**What the exercise asks:**
Work through the records below and tally every line containing "communities". Reply with the total alone.

**Entries:**

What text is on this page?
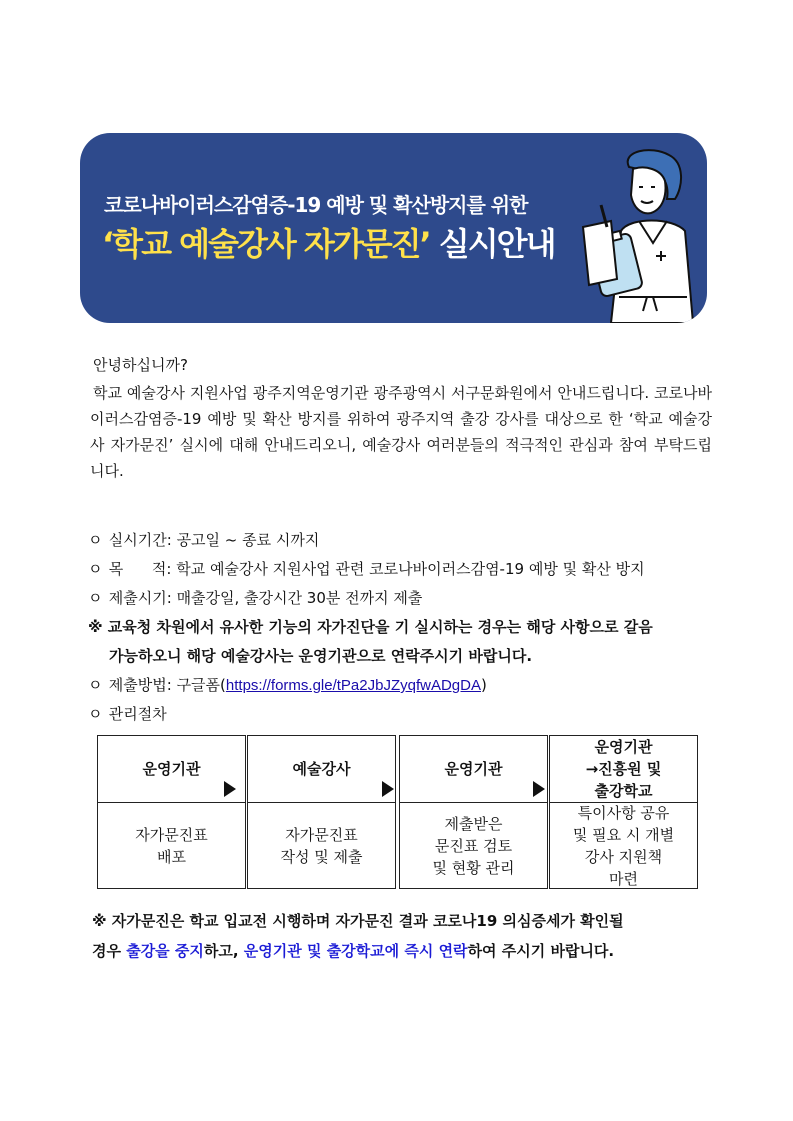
코로나바이러스감염증-19 예방 및 확산방지를 위한
‘학교 예술강사 자가문진’ 실시안내
안녕하십니까?

학교 예술강사 지원사업 광주지역운영기관 광주광역시 서구문화원에서 안내드립니다. 코로나바이러스감염증-19 예방 및 확산 방지를 위하여 광주지역 출강 강사를 대상으로 한 ‘학교 예술강사 자가문진’ 실시에 대해 안내드리오니, 예술강사 여러분들의 적극적인 관심과 참여 부탁드립니다.

ㅇ 실시기간: 공고일 ~ 종료 시까지
ㅇ 목      적: 학교 예술강사 지원사업 관련 코로나바이러스감염-19 예방 및 확산 방지
ㅇ 제출시기: 매출강일, 출강시간 30분 전까지 제출
※ 교육청 차원에서 유사한 기능의 자가진단을 기 실시하는 경우는 해당 사항으로 갈음
가능하오니 해당 예술강사는 운영기관으로 연락주시기 바랍니다.
ㅇ 제출방법: 구글폼(https://forms.gle/tPa2JbJZyqfwADgDA)
ㅇ 관리절차
운영기관
자가문진표
배포
예술강사
자가문진표
작성 및 제출
운영기관
제출받은
문진표 검토
및 현황 관리
운영기관
→진흥원 및
출강학교
특이사항 공유
및 필요 시 개별
강사 지원책
마련
※ 자가문진은 학교 입교전 시행하며 자가문진 결과 코로나19 의심증세가 확인될
경우 출강을 중지하고, 운영기관 및 출강학교에 즉시 연락하여 주시기 바랍니다.
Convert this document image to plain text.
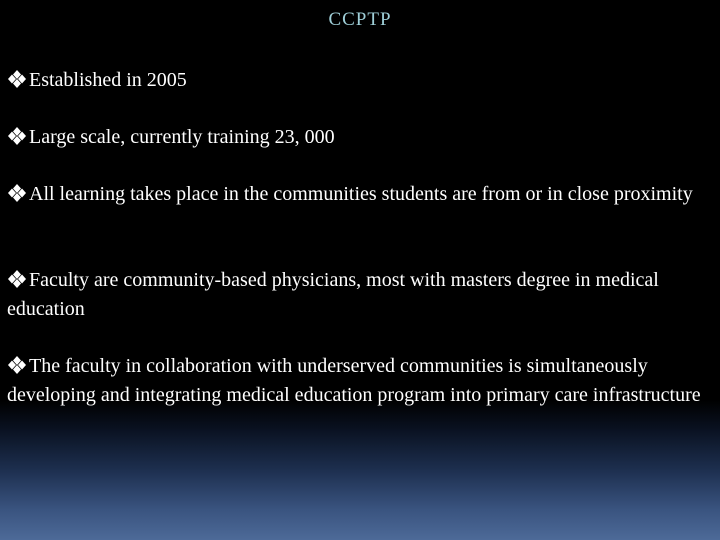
CCPTP

Established in 2005

Large scale, currently training 23, 000

All learning takes place in the communities students are from or in close proximity

Faculty are community-based physicians, most with masters degree in medical education

The faculty in collaboration with underserved communities is simultaneously developing and integrating medical education program into primary care infrastructure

**Written response:**
2